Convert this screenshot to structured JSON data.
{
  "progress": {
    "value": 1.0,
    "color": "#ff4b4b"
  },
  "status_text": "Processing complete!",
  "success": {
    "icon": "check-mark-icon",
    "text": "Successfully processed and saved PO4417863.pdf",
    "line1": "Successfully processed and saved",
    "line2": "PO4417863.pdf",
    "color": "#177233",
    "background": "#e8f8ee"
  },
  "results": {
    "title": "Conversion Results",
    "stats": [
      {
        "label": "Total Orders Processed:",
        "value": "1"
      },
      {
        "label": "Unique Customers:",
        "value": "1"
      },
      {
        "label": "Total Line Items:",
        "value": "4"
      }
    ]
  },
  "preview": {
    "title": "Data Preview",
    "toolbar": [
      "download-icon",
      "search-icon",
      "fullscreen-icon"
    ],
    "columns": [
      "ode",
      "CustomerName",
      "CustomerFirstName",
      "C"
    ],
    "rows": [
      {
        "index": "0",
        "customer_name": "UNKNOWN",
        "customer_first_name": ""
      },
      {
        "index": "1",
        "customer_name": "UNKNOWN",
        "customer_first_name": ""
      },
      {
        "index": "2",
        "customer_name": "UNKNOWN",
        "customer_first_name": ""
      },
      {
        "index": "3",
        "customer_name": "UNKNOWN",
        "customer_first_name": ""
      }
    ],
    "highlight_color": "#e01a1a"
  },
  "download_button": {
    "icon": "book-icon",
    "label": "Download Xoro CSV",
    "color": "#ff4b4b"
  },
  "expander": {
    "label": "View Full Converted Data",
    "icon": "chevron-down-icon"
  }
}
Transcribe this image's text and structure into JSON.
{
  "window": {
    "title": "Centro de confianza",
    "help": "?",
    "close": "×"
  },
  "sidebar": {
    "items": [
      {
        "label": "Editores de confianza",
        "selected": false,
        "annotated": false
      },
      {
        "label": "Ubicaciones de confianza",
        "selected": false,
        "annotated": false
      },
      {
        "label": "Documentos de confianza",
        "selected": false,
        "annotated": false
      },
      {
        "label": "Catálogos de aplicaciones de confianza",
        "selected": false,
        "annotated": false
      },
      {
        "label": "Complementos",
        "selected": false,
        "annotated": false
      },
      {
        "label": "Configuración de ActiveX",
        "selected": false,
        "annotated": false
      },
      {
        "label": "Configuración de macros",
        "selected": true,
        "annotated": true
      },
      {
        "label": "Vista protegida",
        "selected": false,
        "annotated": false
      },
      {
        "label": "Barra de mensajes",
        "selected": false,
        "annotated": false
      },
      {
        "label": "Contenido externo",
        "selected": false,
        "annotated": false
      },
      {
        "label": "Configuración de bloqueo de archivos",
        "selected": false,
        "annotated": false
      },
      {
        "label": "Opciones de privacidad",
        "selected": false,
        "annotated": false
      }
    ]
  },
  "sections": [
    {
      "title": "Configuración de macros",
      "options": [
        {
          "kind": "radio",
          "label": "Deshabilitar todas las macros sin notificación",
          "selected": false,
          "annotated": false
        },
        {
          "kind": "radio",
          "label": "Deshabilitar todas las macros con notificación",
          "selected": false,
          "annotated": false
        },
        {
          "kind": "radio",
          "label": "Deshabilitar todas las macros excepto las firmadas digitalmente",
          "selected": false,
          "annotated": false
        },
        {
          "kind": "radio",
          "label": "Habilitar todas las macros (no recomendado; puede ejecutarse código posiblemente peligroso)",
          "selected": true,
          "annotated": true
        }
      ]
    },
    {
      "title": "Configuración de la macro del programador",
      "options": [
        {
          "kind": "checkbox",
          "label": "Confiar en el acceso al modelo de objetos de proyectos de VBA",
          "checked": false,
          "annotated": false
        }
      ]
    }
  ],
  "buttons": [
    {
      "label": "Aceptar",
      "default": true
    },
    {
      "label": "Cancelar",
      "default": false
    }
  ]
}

§

WHAT IS ASKED: Gather from the records above every line containing the string "todas".

FINISHED ANSWER:
          "label": "Deshabilitar todas las macros sin notificación",
          "label": "Deshabilitar todas las macros con notificación",
          "label": "Deshabilitar todas las macros excepto las firmadas digitalmente",
          "label": "Habilitar todas las macros (no recomendado; puede ejecutarse código posiblemente peligroso)",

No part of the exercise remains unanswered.